* [WHAT TO WORK ON] Retyping all the entries exactly is the whole task.

* [SOURCE DATA]
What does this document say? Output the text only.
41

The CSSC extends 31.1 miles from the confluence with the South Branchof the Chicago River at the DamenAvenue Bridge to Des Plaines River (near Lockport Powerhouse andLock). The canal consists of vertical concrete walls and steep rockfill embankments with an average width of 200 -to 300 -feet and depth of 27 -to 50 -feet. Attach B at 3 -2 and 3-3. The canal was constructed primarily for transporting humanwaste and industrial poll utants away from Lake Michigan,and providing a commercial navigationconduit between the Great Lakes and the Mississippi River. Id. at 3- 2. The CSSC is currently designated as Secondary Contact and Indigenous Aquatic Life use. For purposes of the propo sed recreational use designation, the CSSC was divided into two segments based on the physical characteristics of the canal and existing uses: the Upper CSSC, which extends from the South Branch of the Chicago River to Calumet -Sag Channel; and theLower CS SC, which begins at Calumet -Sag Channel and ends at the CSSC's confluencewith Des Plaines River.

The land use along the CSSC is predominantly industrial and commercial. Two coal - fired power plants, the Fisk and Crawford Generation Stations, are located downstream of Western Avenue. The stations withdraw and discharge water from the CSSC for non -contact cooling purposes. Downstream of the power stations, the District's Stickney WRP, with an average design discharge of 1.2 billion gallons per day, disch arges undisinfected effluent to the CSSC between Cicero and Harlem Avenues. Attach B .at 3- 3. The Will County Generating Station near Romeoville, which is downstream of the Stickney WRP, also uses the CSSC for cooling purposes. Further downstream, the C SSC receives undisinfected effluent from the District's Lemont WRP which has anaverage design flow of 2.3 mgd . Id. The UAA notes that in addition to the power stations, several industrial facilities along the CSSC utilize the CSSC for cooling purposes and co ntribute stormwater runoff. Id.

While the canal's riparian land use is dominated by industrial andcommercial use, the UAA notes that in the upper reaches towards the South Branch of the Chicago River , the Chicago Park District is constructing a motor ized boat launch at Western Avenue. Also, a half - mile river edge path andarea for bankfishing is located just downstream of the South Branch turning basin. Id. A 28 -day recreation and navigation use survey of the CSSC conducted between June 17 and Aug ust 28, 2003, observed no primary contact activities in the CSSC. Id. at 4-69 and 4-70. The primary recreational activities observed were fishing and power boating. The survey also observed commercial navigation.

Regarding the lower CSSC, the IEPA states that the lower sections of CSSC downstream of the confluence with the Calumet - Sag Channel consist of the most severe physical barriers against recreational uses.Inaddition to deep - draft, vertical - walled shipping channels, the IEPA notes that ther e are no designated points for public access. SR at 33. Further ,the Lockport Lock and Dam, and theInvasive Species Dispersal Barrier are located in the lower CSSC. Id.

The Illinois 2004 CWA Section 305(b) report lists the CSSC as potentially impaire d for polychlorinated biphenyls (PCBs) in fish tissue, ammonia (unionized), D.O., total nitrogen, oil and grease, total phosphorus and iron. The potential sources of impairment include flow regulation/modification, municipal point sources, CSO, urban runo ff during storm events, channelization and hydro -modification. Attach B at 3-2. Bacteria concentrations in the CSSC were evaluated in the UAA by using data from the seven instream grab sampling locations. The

* [YOUR SOLUTION]
What does this document say? Output the text only.
41

The CSSC extends 31.1 miles from the confluence with the South Branchof the Chicago River at the DamenAvenue Bridge to Des Plaines River (near Lockport Powerhouse andLock). The canal consists of vertical concrete walls and steep rockfill embankments with an average width of 200 -to 300 -feet and depth of 27 -to 50 -feet. Attach B at 3 -2 and 3-3. The canal was constructed primarily for transporting humanwaste and industrial poll utants away from Lake Michigan,and providing a commercial navigationconduit between the Great Lakes and the Mississippi River. Id. at 3- 2. The CSSC is currently designated as Secondary Contact and Indigenous Aquatic Life use. For purposes of the propo sed recreational use designation, the CSSC was divided into two segments based on the physical characteristics of the canal and existing uses: the Upper CSSC, which extends from the South Branch of the Chicago River to Calumet -Sag Channel; and theLower CS SC, which begins at Calumet -Sag Channel and ends at the CSSC's confluencewith Des Plaines River.

The land use along the CSSC is predominantly industrial and commercial. Two coal - fired power plants, the Fisk and Crawford Generation Stations, are located downstream of Western Avenue. The stations withdraw and discharge water from the CSSC for non -contact cooling purposes. Downstream of the power stations, the District's Stickney WRP, with an average design discharge of 1.2 billion gallons per day, disch arges undisinfected effluent to the CSSC between Cicero and Harlem Avenues. Attach B .at 3- 3. The Will County Generating Station near Romeoville, which is downstream of the Stickney WRP, also uses the CSSC for cooling purposes. Further downstream, the C SSC receives undisinfected effluent from the District's Lemont WRP which has anaverage design flow of 2.3 mgd . Id. The UAA notes that in addition to the power stations, several industrial facilities along the CSSC utilize the CSSC for cooling purposes and co ntribute stormwater runoff. Id.

While the canal's riparian land use is dominated by industrial andcommercial use, the UAA notes that in the upper reaches towards the South Branch of the Chicago River , the Chicago Park District is constructing a motor ized boat launch at Western Avenue. Also, a half - mile river edge path andarea for bankfishing is located just downstream of the South Branch turning basin. Id. A 28 -day recreation and navigation use survey of the CSSC conducted between June 17 and Aug ust 28, 2003, observed no primary contact activities in the CSSC. Id. at 4-69 and 4-70. The primary recreational activities observed were fishing and power boating. The survey also observed commercial navigation.

Regarding the lower CSSC, the IEPA states that the lower sections of CSSC downstream of the confluence with the Calumet - Sag Channel consist of the most severe physical barriers against recreational uses.Inaddition to deep - draft, vertical - walled shipping channels, the IEPA notes that ther e are no designated points for public access. SR at 33. Further ,the Lockport Lock and Dam, and theInvasive Species Dispersal Barrier are located in the lower CSSC. Id.

The Illinois 2004 CWA Section 305(b) report lists the CSSC as potentially impaire d for polychlorinated biphenyls (PCBs) in fish tissue, ammonia (unionized), D.O., total nitrogen, oil and grease, total phosphorus and iron. The potential sources of impairment include flow regulation/modification, municipal point sources, CSO, urban runo ff during storm events, channelization and hydro -modification. Attach B at 3-2. Bacteria concentrations in the CSSC were evaluated in the UAA by using data from the seven instream grab sampling locations. The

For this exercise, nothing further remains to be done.